• **ページ本文**:
══════════════════════════════

6弦側の傷は木部が露出している。ピックガ-ド横と下部にもダメージが……
6弦側の傷は木部が露出している。ピックガ-ド横と下部にもダメージが……

 

  最後に、使い勝手の部分。取り付けられている謎のピックアップは、おそらく貼るタイプのピエゾピックアップだと思うが、これは不要なので取り外してもらって、エンドピンジャックの穴も塞いでエンドピンを取り付けてもらおう。

 

 

 昼過ぎ――

 

 Ramzy'sに行くのも久しぶりである。失業中はあまり出歩かなかったし、2020年はコロナの影響で夏前に一度顔を出したっきりだ。

 

 すでに寝雪の冬道ではあるが、晴れていて路面状態も悪くない。道中は順調だった。

 

 

「あ、お久しぶりですね」N店長は変わらずに暖かく迎えてくれる。幸い、他に客はいなくて暇そうにしていたので、L-28と今回の顛末をじっくり聞いてもらった。

 

「……で、これがその写真なんですけど、どう思います?」と、持参した初代魔女の写真を見せた。

 

  N店長は、店内の照明を当てて角度を変えながら何度か見比べていたが、やがてきっぱりと言った。

 

「はい。これは私が見ても、間違いなく同じギターに見えますよ」

 

 良かった! 実はこれも重要な目的の一つだったのだ。極度にバイアスのかかった僕の目ではなく、より客観的な第三者、それも専門家の意見を聞きたかったのだが、これでお墨付きももらえたようだ。

  

「それにしても、そんなに昔に手放したギターが戻って来るなんて話は、私も聞いたことがないですね」と、N店長も感慨深げに言うのである。やはり今回の出来事は世間的にも尋常な例ではないらしい……。

══════════════════════════════

• **記録の抜粋**:
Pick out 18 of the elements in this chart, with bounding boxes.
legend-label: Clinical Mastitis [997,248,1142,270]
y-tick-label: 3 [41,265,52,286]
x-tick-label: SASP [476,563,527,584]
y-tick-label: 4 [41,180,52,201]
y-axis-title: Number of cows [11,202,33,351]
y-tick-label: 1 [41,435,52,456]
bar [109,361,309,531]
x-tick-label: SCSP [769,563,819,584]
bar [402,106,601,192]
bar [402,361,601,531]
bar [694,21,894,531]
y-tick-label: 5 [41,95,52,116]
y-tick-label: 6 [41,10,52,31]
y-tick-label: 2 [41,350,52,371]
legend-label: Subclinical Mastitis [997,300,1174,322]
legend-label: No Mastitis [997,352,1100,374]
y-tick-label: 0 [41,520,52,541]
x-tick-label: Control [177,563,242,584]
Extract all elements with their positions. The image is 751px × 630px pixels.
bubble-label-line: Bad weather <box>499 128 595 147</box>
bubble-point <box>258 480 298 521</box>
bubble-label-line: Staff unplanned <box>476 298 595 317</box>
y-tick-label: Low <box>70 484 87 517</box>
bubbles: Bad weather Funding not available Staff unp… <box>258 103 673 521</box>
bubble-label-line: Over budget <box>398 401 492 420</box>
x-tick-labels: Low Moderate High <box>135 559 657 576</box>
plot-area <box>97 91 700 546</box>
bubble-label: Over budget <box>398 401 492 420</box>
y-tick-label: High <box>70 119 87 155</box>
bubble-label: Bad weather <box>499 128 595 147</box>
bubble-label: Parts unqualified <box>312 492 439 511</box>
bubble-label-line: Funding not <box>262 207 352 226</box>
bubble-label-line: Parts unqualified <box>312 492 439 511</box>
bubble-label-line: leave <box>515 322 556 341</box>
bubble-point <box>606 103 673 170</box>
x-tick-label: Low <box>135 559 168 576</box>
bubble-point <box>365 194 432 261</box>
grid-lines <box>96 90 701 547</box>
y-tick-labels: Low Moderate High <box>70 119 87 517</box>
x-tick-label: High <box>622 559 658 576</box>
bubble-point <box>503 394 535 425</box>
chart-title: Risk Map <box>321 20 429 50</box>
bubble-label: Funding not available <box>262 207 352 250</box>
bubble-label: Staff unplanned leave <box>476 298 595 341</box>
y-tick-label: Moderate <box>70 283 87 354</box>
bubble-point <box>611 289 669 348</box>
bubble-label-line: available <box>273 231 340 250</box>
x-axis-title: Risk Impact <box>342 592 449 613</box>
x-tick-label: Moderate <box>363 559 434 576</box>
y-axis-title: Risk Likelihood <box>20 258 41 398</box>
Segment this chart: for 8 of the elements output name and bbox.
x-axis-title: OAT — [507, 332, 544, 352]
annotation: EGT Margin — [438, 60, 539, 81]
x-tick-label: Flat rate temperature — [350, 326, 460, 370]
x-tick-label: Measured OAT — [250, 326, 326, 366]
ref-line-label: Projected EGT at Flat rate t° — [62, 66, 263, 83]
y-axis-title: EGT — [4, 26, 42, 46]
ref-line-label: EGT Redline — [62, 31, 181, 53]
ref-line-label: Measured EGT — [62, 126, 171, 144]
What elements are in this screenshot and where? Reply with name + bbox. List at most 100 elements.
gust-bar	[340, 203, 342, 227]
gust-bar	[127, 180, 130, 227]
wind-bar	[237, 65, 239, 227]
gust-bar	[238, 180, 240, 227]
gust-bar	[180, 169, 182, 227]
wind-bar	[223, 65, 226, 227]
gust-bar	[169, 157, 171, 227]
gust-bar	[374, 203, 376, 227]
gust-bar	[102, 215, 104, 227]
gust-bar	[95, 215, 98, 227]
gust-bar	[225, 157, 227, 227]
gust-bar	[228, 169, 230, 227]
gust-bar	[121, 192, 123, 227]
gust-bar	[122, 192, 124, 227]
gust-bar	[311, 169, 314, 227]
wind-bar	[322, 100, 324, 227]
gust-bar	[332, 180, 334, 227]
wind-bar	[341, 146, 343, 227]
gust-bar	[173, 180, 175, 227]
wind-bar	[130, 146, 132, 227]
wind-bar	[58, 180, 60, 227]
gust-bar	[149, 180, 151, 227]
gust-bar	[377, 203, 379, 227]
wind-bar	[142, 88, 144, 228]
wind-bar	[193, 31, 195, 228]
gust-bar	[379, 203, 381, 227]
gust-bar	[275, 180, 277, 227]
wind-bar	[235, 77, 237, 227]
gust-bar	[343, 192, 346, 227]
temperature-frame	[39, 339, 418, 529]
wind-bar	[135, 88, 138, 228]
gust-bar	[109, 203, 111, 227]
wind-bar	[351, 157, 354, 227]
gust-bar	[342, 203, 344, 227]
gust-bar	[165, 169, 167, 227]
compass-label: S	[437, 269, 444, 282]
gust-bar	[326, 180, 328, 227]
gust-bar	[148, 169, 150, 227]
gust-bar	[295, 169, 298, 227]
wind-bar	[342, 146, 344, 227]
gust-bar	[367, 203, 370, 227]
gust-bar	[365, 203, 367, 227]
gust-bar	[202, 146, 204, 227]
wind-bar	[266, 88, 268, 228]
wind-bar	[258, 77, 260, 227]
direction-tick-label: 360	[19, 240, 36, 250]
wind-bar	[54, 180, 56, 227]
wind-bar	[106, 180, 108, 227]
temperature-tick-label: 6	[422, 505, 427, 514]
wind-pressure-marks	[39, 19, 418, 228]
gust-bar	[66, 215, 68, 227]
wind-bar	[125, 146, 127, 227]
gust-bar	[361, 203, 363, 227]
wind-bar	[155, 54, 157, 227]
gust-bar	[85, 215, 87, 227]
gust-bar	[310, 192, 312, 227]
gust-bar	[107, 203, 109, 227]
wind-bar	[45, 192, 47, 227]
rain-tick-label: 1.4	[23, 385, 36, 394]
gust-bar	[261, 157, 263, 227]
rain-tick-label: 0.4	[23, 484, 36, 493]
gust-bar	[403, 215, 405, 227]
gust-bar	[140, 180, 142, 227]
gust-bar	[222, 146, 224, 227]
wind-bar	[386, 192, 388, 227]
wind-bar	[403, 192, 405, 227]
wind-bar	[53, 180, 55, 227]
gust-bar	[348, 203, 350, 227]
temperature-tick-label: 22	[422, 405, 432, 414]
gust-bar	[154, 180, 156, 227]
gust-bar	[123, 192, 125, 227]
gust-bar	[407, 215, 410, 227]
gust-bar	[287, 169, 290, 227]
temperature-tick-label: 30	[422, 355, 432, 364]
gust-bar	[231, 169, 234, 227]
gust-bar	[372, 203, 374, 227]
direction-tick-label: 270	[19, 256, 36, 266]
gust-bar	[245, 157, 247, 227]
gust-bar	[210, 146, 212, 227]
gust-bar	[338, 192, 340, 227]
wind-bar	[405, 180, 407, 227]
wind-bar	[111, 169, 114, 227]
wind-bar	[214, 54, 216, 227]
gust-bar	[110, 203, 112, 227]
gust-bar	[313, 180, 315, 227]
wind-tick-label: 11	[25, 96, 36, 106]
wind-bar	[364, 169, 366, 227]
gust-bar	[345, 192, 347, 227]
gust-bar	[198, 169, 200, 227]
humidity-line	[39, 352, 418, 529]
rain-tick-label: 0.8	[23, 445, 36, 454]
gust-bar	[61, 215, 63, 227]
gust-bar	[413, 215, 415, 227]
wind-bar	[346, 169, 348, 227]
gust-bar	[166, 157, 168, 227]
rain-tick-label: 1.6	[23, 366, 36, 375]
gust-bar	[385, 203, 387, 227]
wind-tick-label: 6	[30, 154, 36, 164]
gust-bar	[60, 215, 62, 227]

══════════════════════════════

• **課題**: 上のページ本文を、一字も変えずに全文そのまま書き写してください。

• **解答例**:
6弦側の傷は木部が露出している。ピックガ-ド横と下部にもダメージが……
6弦側の傷は木部が露出している。ピックガ-ド横と下部にもダメージが……

 

  最後に、使い勝手の部分。取り付けられている謎のピックアップは、おそらく貼るタイプのピエゾピックアップだと思うが、これは不要なので取り外してもらって、エンドピンジャックの穴も塞いでエンドピンを取り付けてもらおう。

 

 

 昼過ぎ――

 

 Ramzy'sに行くのも久しぶりである。失業中はあまり出歩かなかったし、2020年はコロナの影響で夏前に一度顔を出したっきりだ。

 

 すでに寝雪の冬道ではあるが、晴れていて路面状態も悪くない。道中は順調だった。

 

 

「あ、お久しぶりですね」N店長は変わらずに暖かく迎えてくれる。幸い、他に客はいなくて暇そうにしていたので、L-28と今回の顛末をじっくり聞いてもらった。

 

「……で、これがその写真なんですけど、どう思います?」と、持参した初代魔女の写真を見せた。

 

  N店長は、店内の照明を当てて角度を変えながら何度か見比べていたが、やがてきっぱりと言った。

 

「はい。これは私が見ても、間違いなく同じギターに見えますよ」

 

 良かった! 実はこれも重要な目的の一つだったのだ。極度にバイアスのかかった僕の目ではなく、より客観的な第三者、それも専門家の意見を聞きたかったのだが、これでお墨付きももらえたようだ。

  

「それにしても、そんなに昔に手放したギターが戻って来るなんて話は、私も聞いたことがないですね」と、N店長も感慨深げに言うのである。やはり今回の出来事は世間的にも尋常な例ではないらしい……。